__What you are asked to do__
Write out all records as given; omit images.

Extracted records
----
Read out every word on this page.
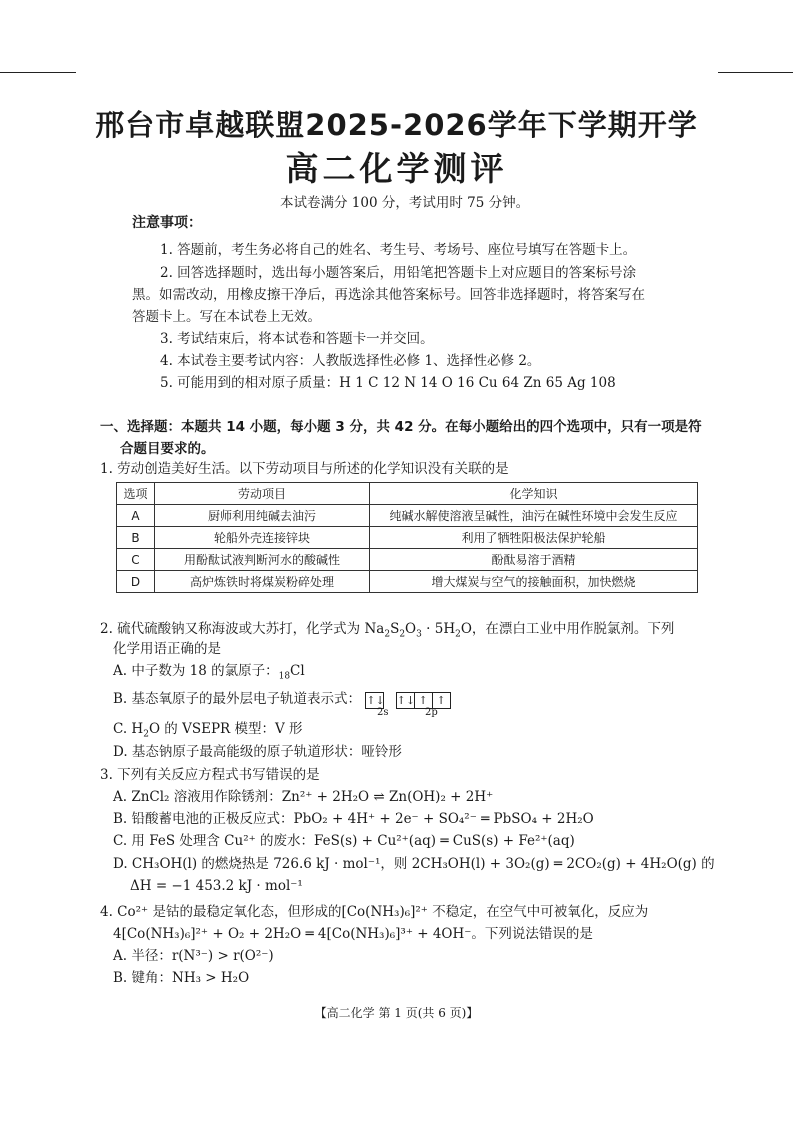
邢台市卓越联盟2025-2026学年下学期开学
高二化学测评
本试卷满分 100 分，考试用时 75 分钟。
注意事项：
1. 答题前，考生务必将自己的姓名、考生号、考场号、座位号填写在答题卡上。
2. 回答选择题时，选出每小题答案后，用铅笔把答题卡上对应题目的答案标号涂
黑。如需改动，用橡皮擦干净后，再选涂其他答案标号。回答非选择题时，将答案写在
答题卡上。写在本试卷上无效。
3. 考试结束后，将本试卷和答题卡一并交回。
4. 本试卷主要考试内容：人教版选择性必修 1、选择性必修 2。
5. 可能用到的相对原子质量：H 1 C 12 N 14 O 16 Cu 64 Zn 65 Ag 108
一、选择题：本题共 14 小题，每小题 3 分，共 42 分。在每小题给出的四个选项中，只有一项是符
合题目要求的。
1. 劳动创造美好生活。以下劳动项目与所述的化学知识没有关联的是
选项	劳动项目	化学知识
A	厨师利用纯碱去油污	纯碱水解使溶液呈碱性，油污在碱性环境中会发生反应
B	轮船外壳连接锌块	利用了牺牲阳极法保护轮船
C	用酚酞试液判断河水的酸碱性	酚酞易溶于酒精
D	高炉炼铁时将煤炭粉碎处理	增大煤炭与空气的接触面积，加快燃烧
2. 硫代硫酸钠又称海波或大苏打，化学式为 $Na_2S_2O_3 \cdot 5H_2O$，在漂白工业中用作脱氯剂。下列
化学用语正确的是
A. 中子数为 18 的氯原子：$_{18}$Cl
B. 基态氧原子的最外层电子轨道表示式： ↑↓ ↑↓ ↑ ↑
2s	2p
C. $H_2O$ 的 VSEPR 模型：V 形
D. 基态钠原子最高能级的原子轨道形状：哑铃形
3. 下列有关反应方程式书写错误的是
A. ZnCl₂ 溶液用作除锈剂：Zn²⁺ + 2H₂O ⇌ Zn(OH)₂ + 2H⁺
B. 铅酸蓄电池的正极反应式：PbO₂ + 4H⁺ + 2e⁻ + SO₄²⁻ ═ PbSO₄ + 2H₂O
C. 用 FeS 处理含 Cu²⁺ 的废水：FeS(s) + Cu²⁺(aq) ═ CuS(s) + Fe²⁺(aq)
D. CH₃OH(l) 的燃烧热是 726.6 kJ · mol⁻¹，则 2CH₃OH(l) + 3O₂(g) ═ 2CO₂(g) + 4H₂O(g) 的
ΔH = −1 453.2 kJ · mol⁻¹
4. Co²⁺ 是钴的最稳定氧化态，但形成的[Co(NH₃)₆]²⁺ 不稳定，在空气中可被氧化，反应为
4[Co(NH₃)₆]²⁺ + O₂ + 2H₂O ═ 4[Co(NH₃)₆]³⁺ + 4OH⁻。下列说法错误的是
A. 半径：r(N³⁻) > r(O²⁻)
B. 键角：NH₃ > H₂O
【高二化学 第 1 页(共 6 页)】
----
__Output of the exercise__
Read out every word on this page.
邢台市卓越联盟2025-2026学年下学期开学
高二化学测评
本试卷满分 100 分，考试用时 75 分钟。
注意事项：
1. 答题前，考生务必将自己的姓名、考生号、考场号、座位号填写在答题卡上。
2. 回答选择题时，选出每小题答案后，用铅笔把答题卡上对应题目的答案标号涂
黑。如需改动，用橡皮擦干净后，再选涂其他答案标号。回答非选择题时，将答案写在
答题卡上。写在本试卷上无效。
3. 考试结束后，将本试卷和答题卡一并交回。
4. 本试卷主要考试内容：人教版选择性必修 1、选择性必修 2。
5. 可能用到的相对原子质量：H 1 C 12 N 14 O 16 Cu 64 Zn 65 Ag 108
一、选择题：本题共 14 小题，每小题 3 分，共 42 分。在每小题给出的四个选项中，只有一项是符
合题目要求的。
1. 劳动创造美好生活。以下劳动项目与所述的化学知识没有关联的是
选项	劳动项目	化学知识
A	厨师利用纯碱去油污	纯碱水解使溶液呈碱性，油污在碱性环境中会发生反应
B	轮船外壳连接锌块	利用了牺牲阳极法保护轮船
C	用酚酞试液判断河水的酸碱性	酚酞易溶于酒精
D	高炉炼铁时将煤炭粉碎处理	增大煤炭与空气的接触面积，加快燃烧
2. 硫代硫酸钠又称海波或大苏打，化学式为 $Na_2S_2O_3 \cdot 5H_2O$，在漂白工业中用作脱氯剂。下列
化学用语正确的是
A. 中子数为 18 的氯原子：$_{18}$Cl
B. 基态氧原子的最外层电子轨道表示式： ↑↓ ↑↓ ↑ ↑
2s	2p
C. $H_2O$ 的 VSEPR 模型：V 形
D. 基态钠原子最高能级的原子轨道形状：哑铃形
3. 下列有关反应方程式书写错误的是
A. ZnCl₂ 溶液用作除锈剂：Zn²⁺ + 2H₂O ⇌ Zn(OH)₂ + 2H⁺
B. 铅酸蓄电池的正极反应式：PbO₂ + 4H⁺ + 2e⁻ + SO₄²⁻ ═ PbSO₄ + 2H₂O
C. 用 FeS 处理含 Cu²⁺ 的废水：FeS(s) + Cu²⁺(aq) ═ CuS(s) + Fe²⁺(aq)
D. CH₃OH(l) 的燃烧热是 726.6 kJ · mol⁻¹，则 2CH₃OH(l) + 3O₂(g) ═ 2CO₂(g) + 4H₂O(g) 的
ΔH = −1 453.2 kJ · mol⁻¹
4. Co²⁺ 是钴的最稳定氧化态，但形成的[Co(NH₃)₆]²⁺ 不稳定，在空气中可被氧化，反应为
4[Co(NH₃)₆]²⁺ + O₂ + 2H₂O ═ 4[Co(NH₃)₆]³⁺ + 4OH⁻。下列说法错误的是
A. 半径：r(N³⁻) > r(O²⁻)
B. 键角：NH₃ > H₂O
【高二化学 第 1 页(共 6 页)】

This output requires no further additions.